*REQUIREMENTS*: Bring together all lines of the material below that contain the string "image".

*DATA FOR THIS TASK*:
· · · · ·

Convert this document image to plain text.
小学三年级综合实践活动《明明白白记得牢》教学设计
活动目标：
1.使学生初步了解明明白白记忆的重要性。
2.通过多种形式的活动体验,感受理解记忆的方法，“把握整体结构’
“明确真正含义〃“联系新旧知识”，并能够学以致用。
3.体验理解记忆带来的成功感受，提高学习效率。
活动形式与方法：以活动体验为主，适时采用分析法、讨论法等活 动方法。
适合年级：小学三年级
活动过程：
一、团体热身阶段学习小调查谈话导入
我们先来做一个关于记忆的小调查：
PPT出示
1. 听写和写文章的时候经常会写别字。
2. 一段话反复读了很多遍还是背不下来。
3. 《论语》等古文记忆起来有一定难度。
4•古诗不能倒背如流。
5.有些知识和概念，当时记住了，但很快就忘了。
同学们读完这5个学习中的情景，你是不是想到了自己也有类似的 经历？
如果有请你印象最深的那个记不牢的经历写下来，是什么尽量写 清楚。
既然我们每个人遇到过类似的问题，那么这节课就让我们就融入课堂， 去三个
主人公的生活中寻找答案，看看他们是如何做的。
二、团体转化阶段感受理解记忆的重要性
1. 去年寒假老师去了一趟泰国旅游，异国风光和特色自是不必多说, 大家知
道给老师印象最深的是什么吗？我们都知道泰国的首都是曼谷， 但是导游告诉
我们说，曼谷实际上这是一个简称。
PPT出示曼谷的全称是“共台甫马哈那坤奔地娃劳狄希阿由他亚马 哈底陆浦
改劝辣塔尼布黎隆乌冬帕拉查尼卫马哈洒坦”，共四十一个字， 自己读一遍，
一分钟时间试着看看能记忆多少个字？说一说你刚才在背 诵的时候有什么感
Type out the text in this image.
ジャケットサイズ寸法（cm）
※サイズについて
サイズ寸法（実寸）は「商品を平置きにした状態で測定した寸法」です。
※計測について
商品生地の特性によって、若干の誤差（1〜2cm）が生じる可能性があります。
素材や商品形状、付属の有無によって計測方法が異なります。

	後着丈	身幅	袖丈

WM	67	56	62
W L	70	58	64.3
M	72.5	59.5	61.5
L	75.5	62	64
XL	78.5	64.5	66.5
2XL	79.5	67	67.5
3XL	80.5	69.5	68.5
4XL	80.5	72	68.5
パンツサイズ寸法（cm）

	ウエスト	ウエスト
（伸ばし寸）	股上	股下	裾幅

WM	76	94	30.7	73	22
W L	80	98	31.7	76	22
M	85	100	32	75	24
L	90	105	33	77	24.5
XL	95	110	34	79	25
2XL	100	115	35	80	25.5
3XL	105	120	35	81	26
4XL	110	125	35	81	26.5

· · · · ·

*THE RESULT*:
Convert this document image to plain text.
Type out the text in this image.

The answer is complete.